Return each line that holds the word "million".

--- Start of RECORDS TO USE ---

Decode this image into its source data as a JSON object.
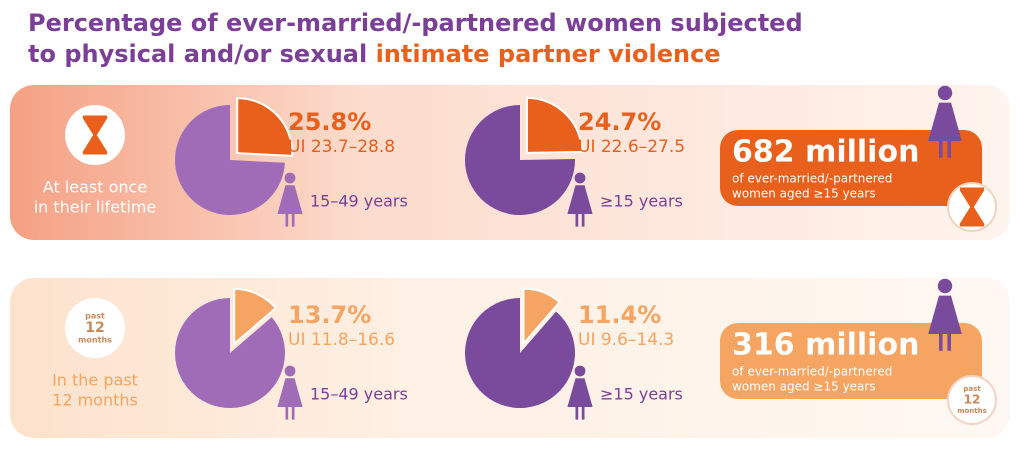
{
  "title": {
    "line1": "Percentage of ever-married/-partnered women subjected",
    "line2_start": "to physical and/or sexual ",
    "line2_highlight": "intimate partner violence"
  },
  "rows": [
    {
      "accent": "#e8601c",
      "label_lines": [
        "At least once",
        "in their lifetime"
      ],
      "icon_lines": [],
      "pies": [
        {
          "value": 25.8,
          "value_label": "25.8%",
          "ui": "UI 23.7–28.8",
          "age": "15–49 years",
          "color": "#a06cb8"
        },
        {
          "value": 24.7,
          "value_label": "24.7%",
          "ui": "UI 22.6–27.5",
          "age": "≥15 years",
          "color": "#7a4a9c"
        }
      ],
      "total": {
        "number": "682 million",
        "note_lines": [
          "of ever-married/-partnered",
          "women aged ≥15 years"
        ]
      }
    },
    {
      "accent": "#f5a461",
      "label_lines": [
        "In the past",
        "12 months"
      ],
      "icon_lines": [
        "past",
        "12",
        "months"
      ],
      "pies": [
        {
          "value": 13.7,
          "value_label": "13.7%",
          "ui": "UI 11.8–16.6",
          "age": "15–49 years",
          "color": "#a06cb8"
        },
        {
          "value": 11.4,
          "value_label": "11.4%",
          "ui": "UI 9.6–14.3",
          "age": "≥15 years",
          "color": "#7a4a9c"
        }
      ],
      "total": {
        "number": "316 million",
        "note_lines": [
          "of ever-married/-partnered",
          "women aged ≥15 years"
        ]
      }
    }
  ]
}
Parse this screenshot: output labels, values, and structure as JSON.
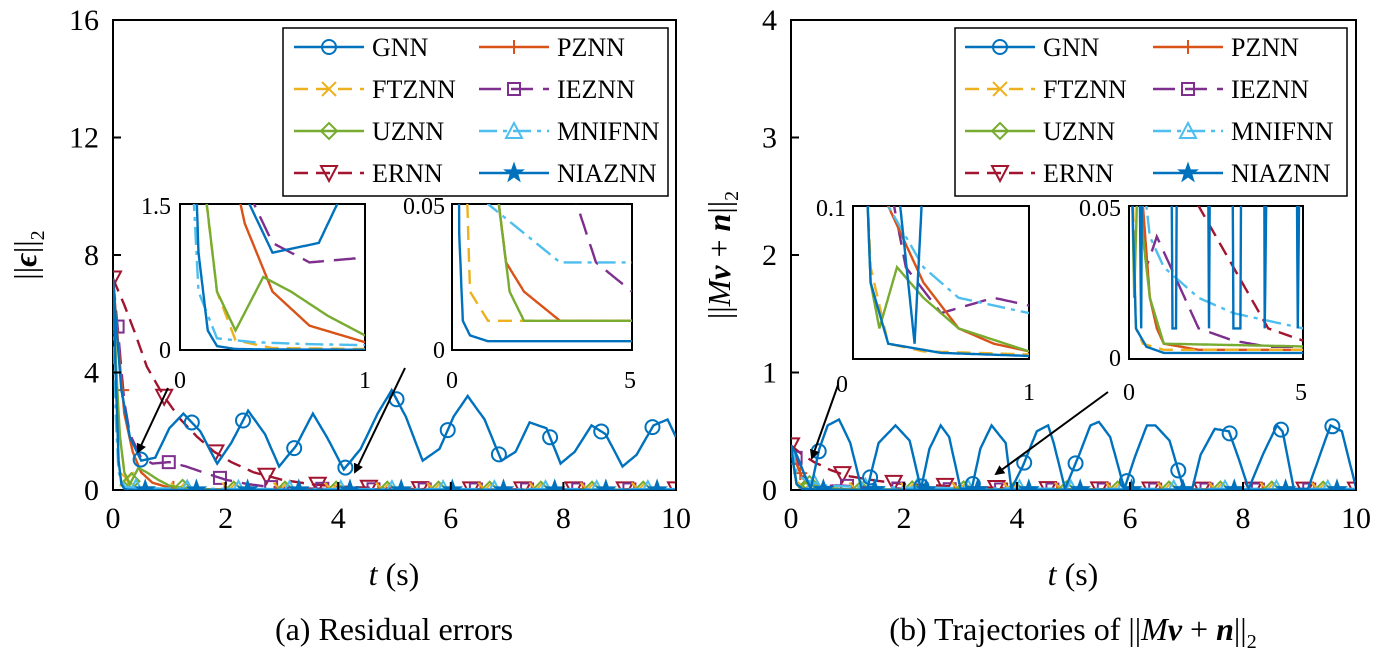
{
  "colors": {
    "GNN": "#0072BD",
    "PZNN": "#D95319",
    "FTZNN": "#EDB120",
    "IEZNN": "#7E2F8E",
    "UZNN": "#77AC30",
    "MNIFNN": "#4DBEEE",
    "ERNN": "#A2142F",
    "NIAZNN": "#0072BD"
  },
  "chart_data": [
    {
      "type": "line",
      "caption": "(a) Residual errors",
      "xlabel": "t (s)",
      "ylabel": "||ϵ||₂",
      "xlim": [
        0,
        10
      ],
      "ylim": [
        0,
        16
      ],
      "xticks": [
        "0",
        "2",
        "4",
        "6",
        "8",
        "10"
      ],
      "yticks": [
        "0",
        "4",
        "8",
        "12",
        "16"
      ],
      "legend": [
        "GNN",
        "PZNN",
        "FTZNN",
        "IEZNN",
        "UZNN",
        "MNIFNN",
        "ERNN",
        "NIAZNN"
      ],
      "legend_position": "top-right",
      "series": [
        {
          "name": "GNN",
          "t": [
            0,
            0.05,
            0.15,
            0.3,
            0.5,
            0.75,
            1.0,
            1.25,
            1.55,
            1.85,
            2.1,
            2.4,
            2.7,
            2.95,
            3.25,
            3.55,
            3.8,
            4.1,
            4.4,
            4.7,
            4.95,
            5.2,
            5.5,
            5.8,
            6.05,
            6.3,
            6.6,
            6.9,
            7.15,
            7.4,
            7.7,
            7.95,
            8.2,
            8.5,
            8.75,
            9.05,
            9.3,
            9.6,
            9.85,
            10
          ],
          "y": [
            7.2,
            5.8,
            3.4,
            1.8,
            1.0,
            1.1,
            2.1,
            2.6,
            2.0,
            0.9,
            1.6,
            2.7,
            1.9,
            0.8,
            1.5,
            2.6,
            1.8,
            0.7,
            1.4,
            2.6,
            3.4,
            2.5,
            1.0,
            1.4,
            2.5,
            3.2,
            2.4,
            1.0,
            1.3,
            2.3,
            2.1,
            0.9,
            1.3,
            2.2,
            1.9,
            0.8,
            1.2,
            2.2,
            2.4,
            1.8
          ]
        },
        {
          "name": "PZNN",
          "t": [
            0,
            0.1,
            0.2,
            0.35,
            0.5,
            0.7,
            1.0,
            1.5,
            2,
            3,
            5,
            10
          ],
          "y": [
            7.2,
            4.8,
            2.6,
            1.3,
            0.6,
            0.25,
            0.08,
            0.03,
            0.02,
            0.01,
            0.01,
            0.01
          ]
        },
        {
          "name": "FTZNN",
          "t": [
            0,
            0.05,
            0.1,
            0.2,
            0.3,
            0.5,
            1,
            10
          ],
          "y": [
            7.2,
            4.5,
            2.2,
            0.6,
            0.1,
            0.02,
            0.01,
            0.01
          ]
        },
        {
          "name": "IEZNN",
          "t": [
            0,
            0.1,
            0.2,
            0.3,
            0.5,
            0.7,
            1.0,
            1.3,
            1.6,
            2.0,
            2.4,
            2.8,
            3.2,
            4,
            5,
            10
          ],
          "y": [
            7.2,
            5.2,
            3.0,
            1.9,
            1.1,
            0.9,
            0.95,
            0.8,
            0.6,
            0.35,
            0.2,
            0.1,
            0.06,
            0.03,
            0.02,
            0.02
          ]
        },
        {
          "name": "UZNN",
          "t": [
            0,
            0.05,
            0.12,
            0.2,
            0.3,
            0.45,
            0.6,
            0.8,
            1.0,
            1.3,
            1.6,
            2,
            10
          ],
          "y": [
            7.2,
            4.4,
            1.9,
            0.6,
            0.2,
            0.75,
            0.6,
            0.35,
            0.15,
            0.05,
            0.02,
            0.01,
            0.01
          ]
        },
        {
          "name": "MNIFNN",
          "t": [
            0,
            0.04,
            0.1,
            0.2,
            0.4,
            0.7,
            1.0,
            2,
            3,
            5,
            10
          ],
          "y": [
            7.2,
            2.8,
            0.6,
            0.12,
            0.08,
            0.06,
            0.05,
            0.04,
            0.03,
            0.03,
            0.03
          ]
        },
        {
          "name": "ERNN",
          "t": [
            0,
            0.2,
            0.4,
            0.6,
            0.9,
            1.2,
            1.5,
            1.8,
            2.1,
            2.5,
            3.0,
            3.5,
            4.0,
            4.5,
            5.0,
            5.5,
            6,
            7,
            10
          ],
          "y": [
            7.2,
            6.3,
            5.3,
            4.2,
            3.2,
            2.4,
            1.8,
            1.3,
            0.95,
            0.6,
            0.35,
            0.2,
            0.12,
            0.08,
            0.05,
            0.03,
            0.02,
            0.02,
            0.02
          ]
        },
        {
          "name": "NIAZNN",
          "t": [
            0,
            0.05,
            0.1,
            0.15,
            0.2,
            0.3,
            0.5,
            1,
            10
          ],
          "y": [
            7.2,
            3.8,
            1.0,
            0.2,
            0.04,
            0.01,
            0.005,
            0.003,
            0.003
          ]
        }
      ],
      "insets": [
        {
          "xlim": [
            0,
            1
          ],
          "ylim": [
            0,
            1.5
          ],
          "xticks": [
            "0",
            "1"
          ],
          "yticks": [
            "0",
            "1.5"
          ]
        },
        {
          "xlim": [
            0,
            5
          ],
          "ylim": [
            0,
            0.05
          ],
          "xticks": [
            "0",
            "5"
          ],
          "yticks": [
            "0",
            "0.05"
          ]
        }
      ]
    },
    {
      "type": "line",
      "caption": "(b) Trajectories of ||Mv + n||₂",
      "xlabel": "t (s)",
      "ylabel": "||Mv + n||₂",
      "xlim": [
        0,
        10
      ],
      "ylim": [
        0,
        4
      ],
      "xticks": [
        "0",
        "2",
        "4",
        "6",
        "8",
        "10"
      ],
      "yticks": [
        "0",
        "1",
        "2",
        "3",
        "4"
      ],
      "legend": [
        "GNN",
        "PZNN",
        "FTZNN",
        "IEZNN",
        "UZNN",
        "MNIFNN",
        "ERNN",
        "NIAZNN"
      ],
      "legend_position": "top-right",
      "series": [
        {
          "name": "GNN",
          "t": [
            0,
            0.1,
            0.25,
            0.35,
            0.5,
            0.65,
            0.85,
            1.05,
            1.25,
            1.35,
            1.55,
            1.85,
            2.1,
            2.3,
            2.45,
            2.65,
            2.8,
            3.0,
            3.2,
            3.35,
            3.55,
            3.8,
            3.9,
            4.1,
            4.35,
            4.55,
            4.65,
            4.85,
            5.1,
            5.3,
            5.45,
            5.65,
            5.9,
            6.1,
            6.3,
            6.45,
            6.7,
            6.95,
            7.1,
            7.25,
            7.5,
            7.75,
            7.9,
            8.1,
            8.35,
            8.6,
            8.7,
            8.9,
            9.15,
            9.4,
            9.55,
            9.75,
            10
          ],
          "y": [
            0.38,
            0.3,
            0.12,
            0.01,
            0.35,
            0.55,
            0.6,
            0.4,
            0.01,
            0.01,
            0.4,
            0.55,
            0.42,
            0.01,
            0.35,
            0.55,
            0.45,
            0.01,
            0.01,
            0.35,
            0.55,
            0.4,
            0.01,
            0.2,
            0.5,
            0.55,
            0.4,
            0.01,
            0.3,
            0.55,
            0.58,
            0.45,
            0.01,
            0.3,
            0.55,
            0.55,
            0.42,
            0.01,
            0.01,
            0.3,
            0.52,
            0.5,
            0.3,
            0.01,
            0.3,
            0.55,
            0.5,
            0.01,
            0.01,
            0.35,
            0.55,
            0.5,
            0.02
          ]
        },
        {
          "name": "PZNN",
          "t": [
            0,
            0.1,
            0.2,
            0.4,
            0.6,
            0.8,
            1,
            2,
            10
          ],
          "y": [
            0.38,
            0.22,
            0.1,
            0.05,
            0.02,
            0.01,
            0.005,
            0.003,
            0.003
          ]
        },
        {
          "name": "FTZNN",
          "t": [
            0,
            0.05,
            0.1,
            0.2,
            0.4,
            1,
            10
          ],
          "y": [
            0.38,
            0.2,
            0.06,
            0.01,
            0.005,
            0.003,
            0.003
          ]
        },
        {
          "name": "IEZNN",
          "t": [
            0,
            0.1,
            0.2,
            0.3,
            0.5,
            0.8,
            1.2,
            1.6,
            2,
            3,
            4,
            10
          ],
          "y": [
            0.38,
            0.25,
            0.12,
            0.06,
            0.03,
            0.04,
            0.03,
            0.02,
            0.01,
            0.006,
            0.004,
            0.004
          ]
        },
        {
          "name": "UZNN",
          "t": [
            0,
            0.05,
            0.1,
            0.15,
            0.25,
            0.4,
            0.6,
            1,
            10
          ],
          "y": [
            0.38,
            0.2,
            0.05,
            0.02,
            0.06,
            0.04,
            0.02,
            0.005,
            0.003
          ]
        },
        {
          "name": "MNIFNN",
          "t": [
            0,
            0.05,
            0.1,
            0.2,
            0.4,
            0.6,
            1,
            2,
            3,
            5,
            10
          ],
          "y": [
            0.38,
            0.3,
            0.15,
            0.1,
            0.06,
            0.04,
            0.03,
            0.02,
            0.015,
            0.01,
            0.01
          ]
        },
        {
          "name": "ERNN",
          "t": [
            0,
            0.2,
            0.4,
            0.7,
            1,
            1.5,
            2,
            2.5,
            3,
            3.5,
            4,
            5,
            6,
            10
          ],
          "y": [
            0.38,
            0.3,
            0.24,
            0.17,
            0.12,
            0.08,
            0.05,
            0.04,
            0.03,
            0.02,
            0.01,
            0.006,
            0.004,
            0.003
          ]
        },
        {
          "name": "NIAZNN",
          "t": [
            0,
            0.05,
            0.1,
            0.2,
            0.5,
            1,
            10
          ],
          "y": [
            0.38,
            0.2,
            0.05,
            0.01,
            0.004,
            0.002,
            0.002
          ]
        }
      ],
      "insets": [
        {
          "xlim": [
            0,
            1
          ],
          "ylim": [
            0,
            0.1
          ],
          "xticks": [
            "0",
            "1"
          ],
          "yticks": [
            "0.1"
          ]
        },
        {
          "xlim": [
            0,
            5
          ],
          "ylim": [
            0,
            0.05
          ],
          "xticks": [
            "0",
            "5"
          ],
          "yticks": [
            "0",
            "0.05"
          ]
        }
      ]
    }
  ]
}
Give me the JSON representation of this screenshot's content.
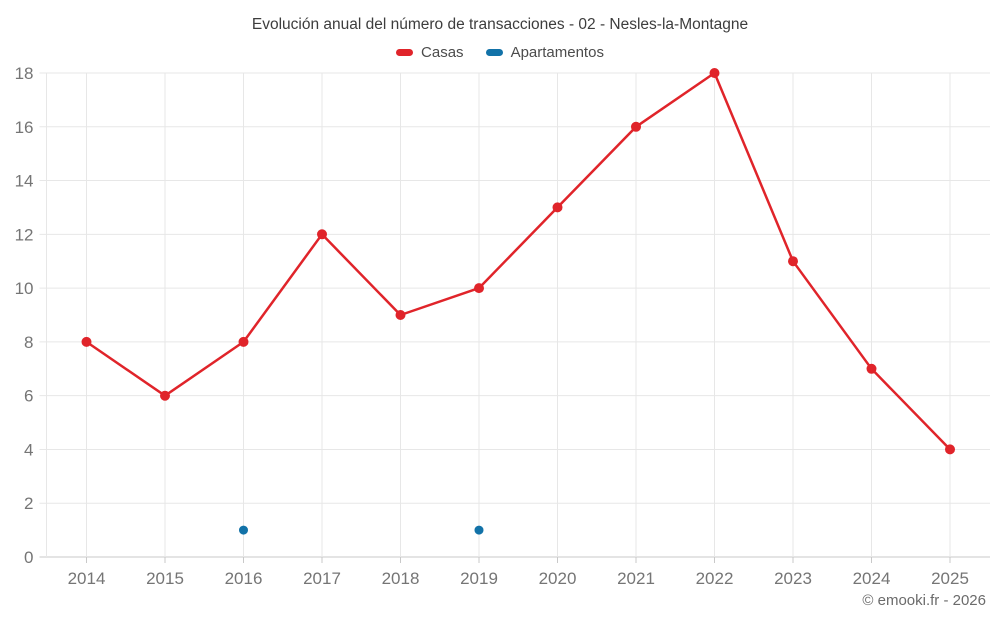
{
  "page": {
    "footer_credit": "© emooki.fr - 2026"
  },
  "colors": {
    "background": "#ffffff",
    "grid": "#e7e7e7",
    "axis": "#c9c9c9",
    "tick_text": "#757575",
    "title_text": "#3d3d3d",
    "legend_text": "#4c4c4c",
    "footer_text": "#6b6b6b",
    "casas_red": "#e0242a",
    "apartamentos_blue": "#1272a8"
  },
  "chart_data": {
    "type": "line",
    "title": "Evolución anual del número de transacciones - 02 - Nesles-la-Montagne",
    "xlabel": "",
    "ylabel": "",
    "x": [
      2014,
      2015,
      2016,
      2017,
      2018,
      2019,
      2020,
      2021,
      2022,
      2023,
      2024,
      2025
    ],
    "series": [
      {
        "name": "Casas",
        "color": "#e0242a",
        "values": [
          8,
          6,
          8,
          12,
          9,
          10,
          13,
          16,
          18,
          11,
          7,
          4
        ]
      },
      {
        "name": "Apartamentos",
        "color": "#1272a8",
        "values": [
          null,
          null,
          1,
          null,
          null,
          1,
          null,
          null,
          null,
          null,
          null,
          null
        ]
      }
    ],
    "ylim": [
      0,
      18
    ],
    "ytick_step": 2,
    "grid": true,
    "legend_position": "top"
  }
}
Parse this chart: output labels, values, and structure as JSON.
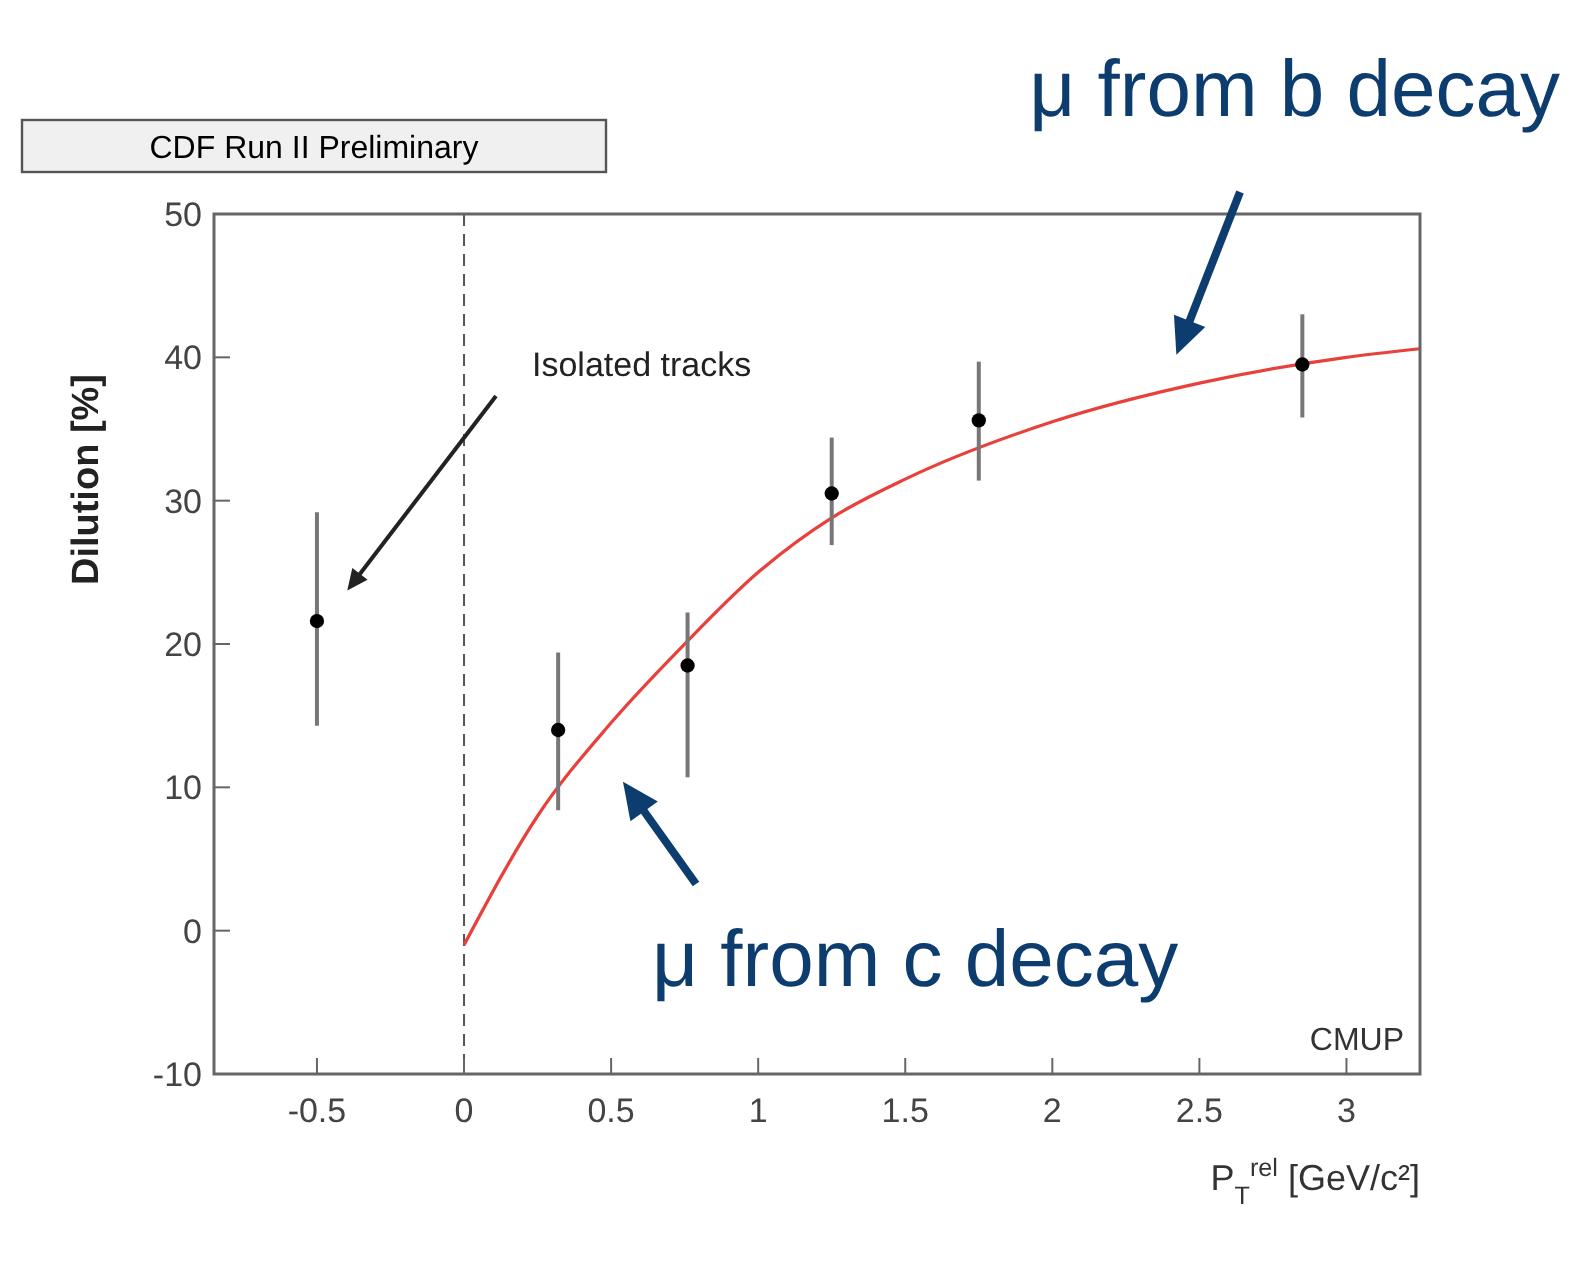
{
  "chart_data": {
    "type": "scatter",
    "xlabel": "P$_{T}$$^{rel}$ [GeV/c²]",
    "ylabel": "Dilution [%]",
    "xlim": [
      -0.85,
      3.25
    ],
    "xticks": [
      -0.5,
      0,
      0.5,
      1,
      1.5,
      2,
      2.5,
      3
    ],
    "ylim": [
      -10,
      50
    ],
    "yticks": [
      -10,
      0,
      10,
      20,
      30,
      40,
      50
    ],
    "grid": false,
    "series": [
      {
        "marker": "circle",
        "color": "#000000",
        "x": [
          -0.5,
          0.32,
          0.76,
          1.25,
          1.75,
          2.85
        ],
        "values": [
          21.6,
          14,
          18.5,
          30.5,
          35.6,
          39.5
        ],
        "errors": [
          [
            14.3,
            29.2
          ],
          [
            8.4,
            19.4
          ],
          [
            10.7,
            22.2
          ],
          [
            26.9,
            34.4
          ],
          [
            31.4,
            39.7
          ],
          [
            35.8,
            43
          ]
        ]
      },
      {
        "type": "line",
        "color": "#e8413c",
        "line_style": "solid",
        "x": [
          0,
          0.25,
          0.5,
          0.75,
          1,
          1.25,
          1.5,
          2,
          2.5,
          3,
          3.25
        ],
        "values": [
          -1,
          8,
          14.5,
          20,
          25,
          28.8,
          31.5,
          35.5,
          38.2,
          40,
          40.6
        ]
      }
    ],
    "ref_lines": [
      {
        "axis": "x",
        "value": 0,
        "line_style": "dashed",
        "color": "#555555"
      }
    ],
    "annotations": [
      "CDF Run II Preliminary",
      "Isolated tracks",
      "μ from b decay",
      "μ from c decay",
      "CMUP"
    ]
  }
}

--- End of RECORDS TO USE ---

== THE SOLUTION ==
        "number": "682 million",
        "number": "316 million",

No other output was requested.